══ PROVIDED RECORDS

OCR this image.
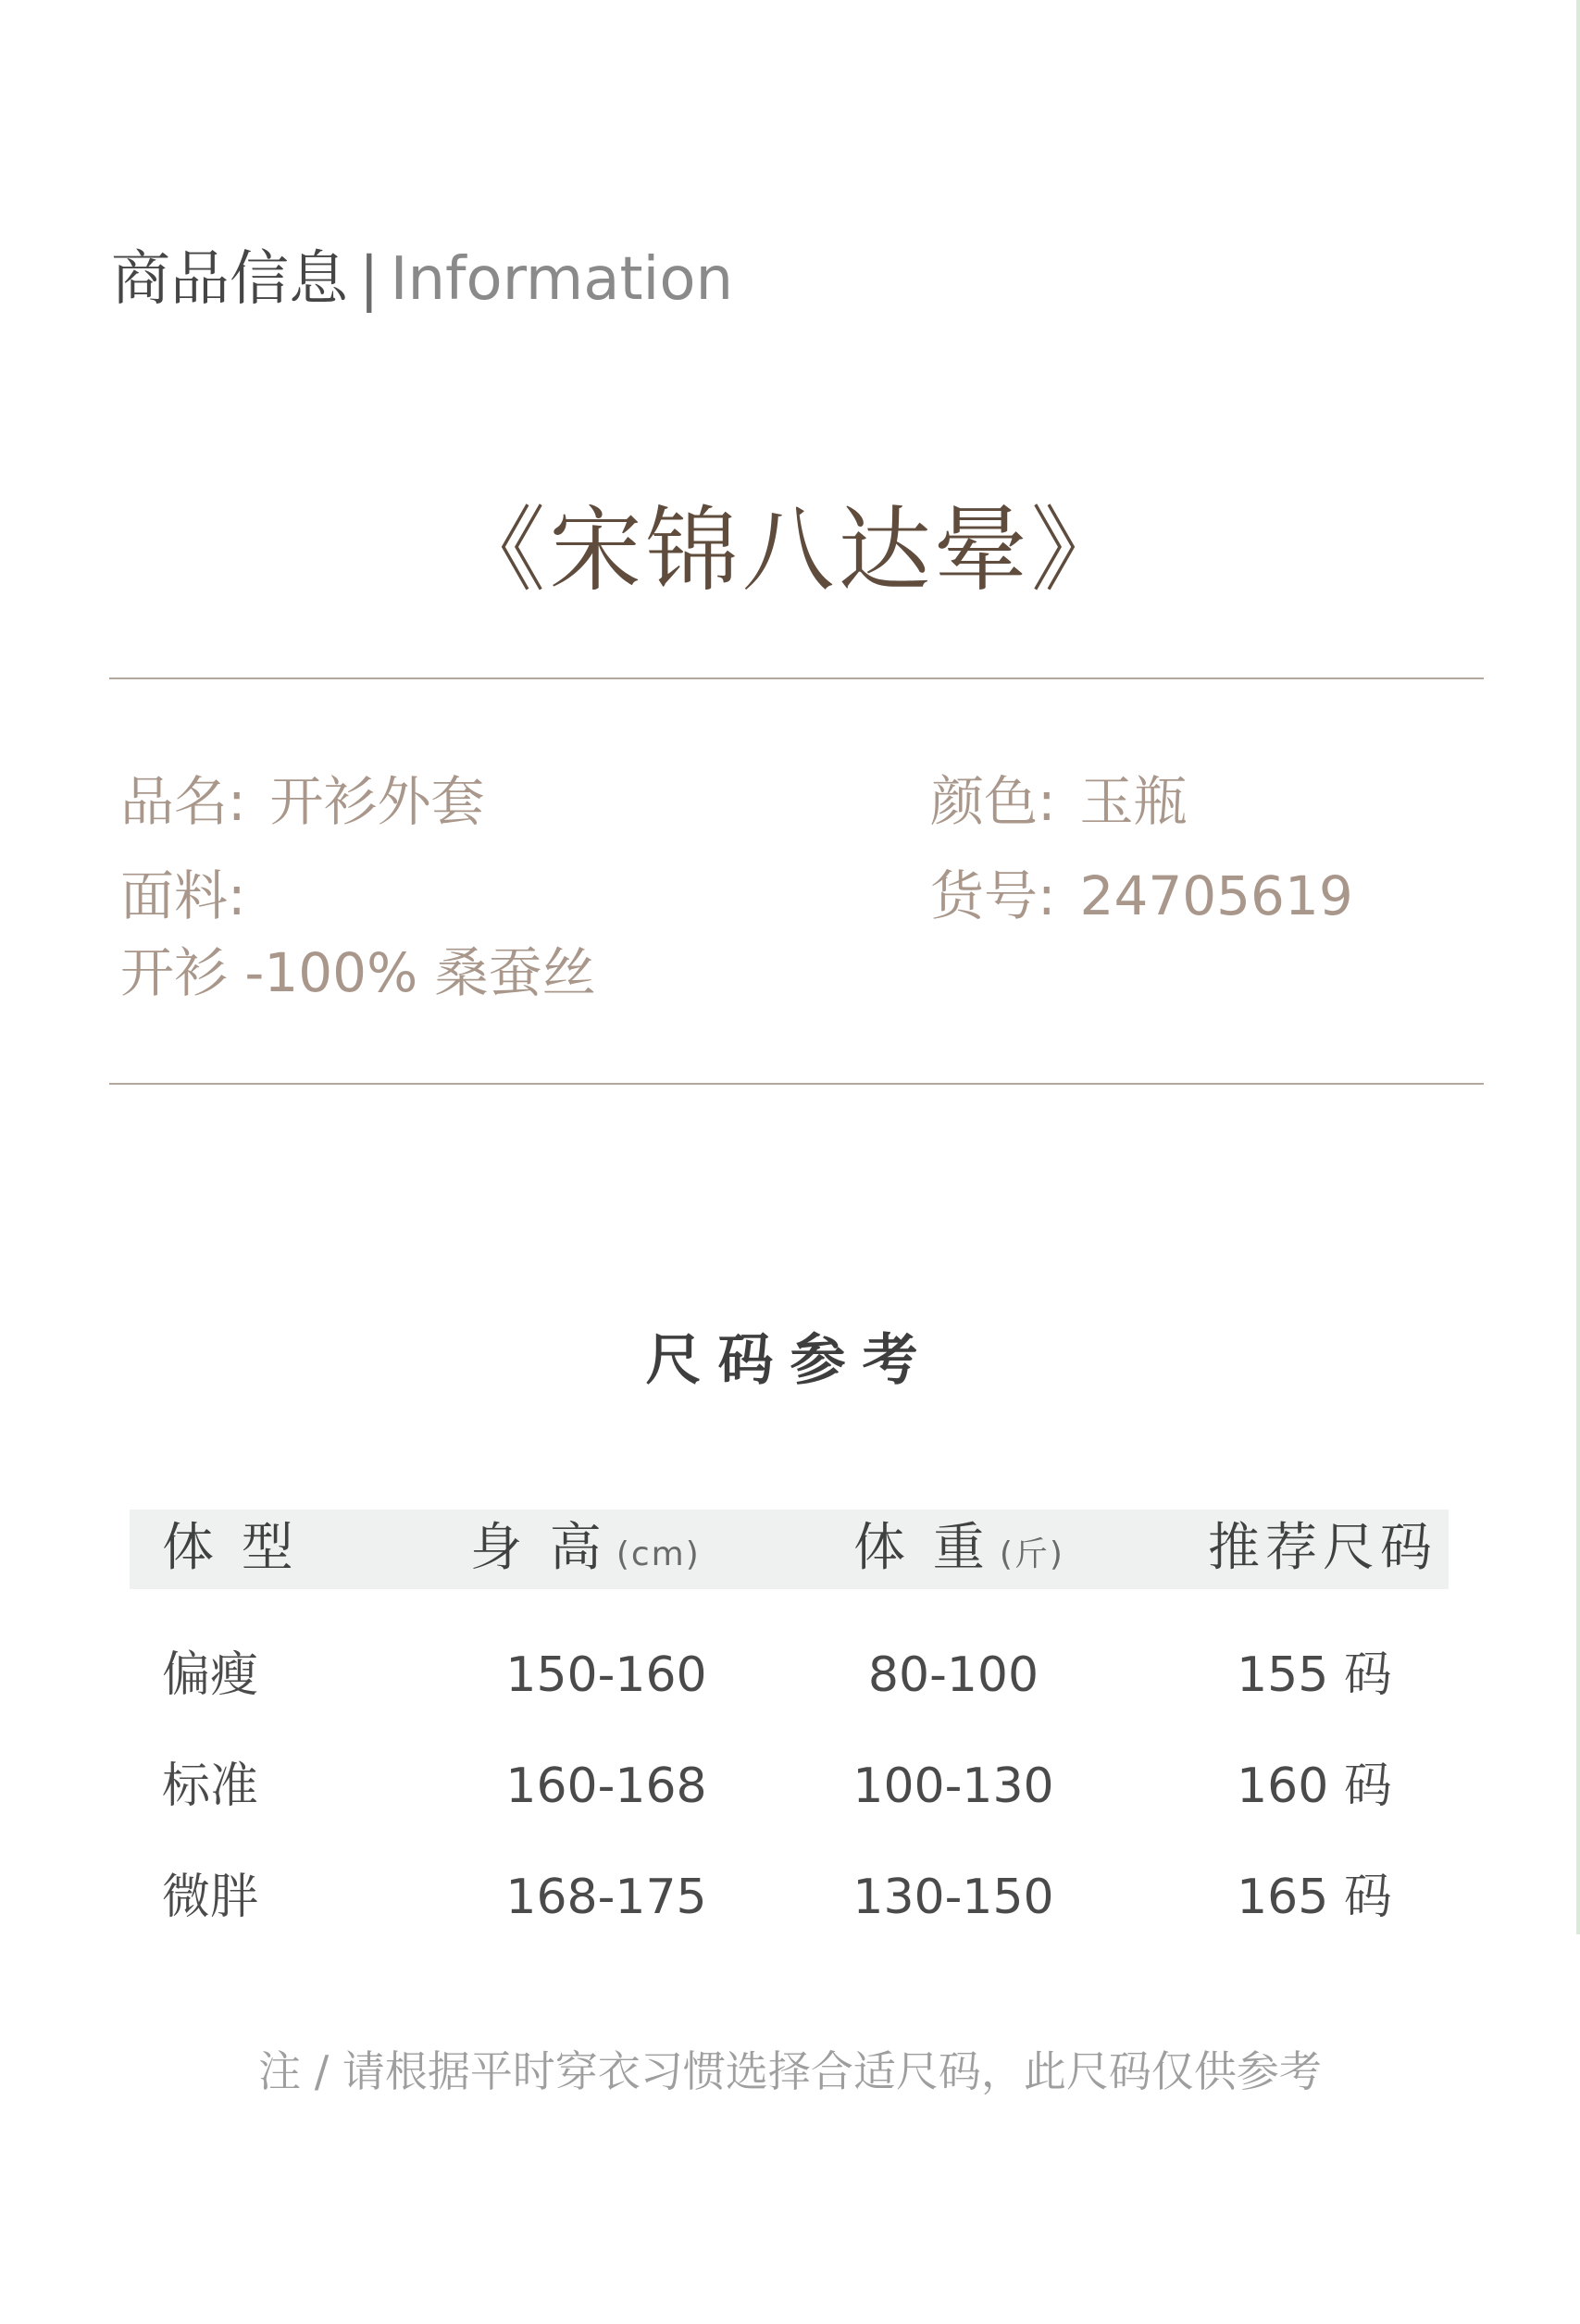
商品信息 | Information
《宋锦八达晕》
品名: 开衫外套	颜色: 玉瓶
面料:	货号: 24705619
开衫 -100% 桑蚕丝
尺码参考
体 型	身 高 (cm)	体 重 (斤)	推荐尺码
偏瘦	150-160	80-100	155 码
标准	160-168	100-130	160 码
微胖	168-175	130-150	165 码
注 / 请根据平时穿衣习惯选择合适尺码，此尺码仅供参考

════

▶ [SET PROBLEM] All records above are to be printed exactly, minus the pictures they contain.

▶ [ANSWER TO THIS TASK]
OCR this image.
商品信息 | Information
《宋锦八达晕》
品名: 开衫外套	颜色: 玉瓶
面料:	货号: 24705619
开衫 -100% 桑蚕丝
尺码参考
体 型	身 高 (cm)	体 重 (斤)	推荐尺码
偏瘦	150-160	80-100	155 码
标准	160-168	100-130	160 码
微胖	168-175	130-150	165 码
注 / 请根据平时穿衣习惯选择合适尺码，此尺码仅供参考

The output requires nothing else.